## START DOCUMENT
Haqqani spares US publication and sues Pakistani one!
ISLAMABAD - Mr. Husain Haqqani, Ambassador of Pakistan to the United States, has served a legal notice of Rs. 1 billion against the Editor-in-Chief of The Nation for publishing a report titled, “If Fired, Haqqani Threatens To Unveil ‘Reams’ of Pakistan’s Secrets”, written by Ahmed Quraishi and published on Oct. 14, 2009. The legal notice was received at the offices of TheNation in Lahore. He also used the platform of the official news agency, APP, to distribute the full text of the notice. Mr. Haqqani is demanding an apology and retraction and is threatening to press charges if his demands are not met.
## END DOCUMENT
## START MATERIAL
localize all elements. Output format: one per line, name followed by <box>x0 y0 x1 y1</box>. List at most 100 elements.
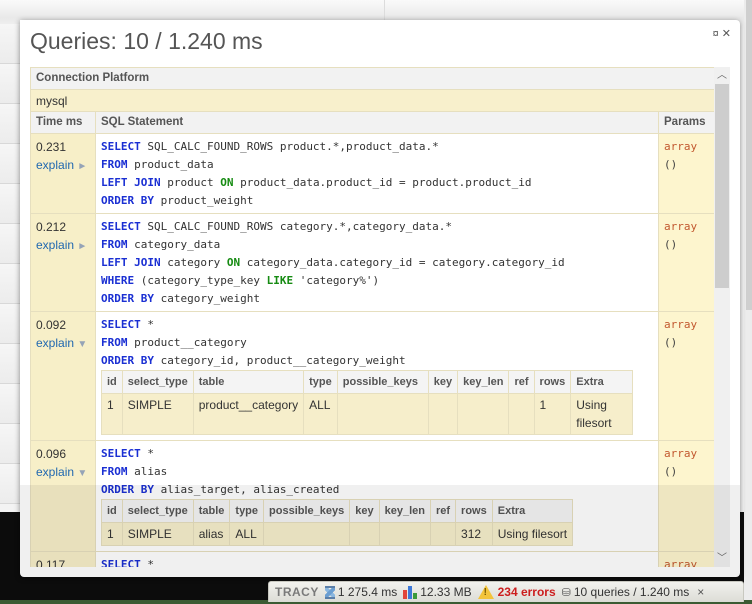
## END MATERIAL
▶ TASK REQUIREMENTS
a) In the article on Haqqani's legal notice, on what date was Ahmed Quraishi's report published?
b) According to the article on Haqqani's legal notice, why did Haqqani serve the notice on the Editor-in-Chief of The Nation?
c) Pick up the article on Haqqani's legal notice after its last sentence and continue it for one paragraph.

▶ RESPONSES
a) Oct. 14, 2009.

b) He served it because The Nation published a report by Ahmed Quraishi titled "If Fired, Haqqani Threatens To Unveil 'Reams' of Pakistan's Secrets" on Oct. 14, 2009. Through the notice he demands an apology and a retraction and threatens to press charges if they are not given.

c)
This is TheNation’s response to his legal notice:
Ambassador Husain Haqqani has chosen the safer course of suing a Pakistani newspaper [TheNation] and spared an American news publication [Foreign Policy magazine] that originally published the information in the report in question. This alone demonstrates that Ambassador Haqqani’s purpose in serving this legal notice is damage-control inside Pakistan more than anything else, and he wants to do this at the cost of TheNation. By sparing the American publication and targeting us, Ambassador Haqqani is making a political statement for the consumption of the domestic audience in Pakistan. Ironically, Mr. Haqqani, who has worked for several US media organizations at different times during his stay in the United States, chose to give a pass to his American colleagues and instead targeted TheNation, a newspaper that gave unprecedented space to his views and positions many years ago when he was not as well known as he is today.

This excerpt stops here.